Collect each line containing "Durante".

#### AVAILABLE DATA:
-- BEGIN --

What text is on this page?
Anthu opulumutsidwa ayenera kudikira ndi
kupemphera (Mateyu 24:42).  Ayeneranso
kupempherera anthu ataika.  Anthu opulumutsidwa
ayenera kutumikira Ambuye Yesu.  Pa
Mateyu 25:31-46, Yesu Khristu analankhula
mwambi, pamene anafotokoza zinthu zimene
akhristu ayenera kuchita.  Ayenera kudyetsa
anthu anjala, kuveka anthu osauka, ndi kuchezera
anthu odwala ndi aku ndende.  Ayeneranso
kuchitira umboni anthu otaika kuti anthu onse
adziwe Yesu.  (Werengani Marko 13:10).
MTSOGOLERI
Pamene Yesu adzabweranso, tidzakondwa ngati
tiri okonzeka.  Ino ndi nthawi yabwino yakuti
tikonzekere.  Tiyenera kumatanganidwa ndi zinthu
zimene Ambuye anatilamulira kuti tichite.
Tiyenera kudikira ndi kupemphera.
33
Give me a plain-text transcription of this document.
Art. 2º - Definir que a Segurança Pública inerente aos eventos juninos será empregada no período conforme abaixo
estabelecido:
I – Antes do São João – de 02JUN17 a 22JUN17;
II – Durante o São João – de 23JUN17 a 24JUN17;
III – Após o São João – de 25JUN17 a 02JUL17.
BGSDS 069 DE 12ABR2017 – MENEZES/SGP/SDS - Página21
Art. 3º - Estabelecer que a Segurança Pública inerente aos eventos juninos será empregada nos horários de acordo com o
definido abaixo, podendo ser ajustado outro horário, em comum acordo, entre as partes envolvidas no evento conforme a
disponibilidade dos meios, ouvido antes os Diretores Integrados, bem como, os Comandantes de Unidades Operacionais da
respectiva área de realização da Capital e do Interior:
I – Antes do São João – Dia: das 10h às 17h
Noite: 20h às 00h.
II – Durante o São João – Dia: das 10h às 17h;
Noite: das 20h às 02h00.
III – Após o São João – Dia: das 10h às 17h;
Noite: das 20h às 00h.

-- END --

#### SOLUTION:
II – Durante o São João – de 23JUN17 a 24JUN17;
II – Durante o São João – Dia: das 10h às 17h;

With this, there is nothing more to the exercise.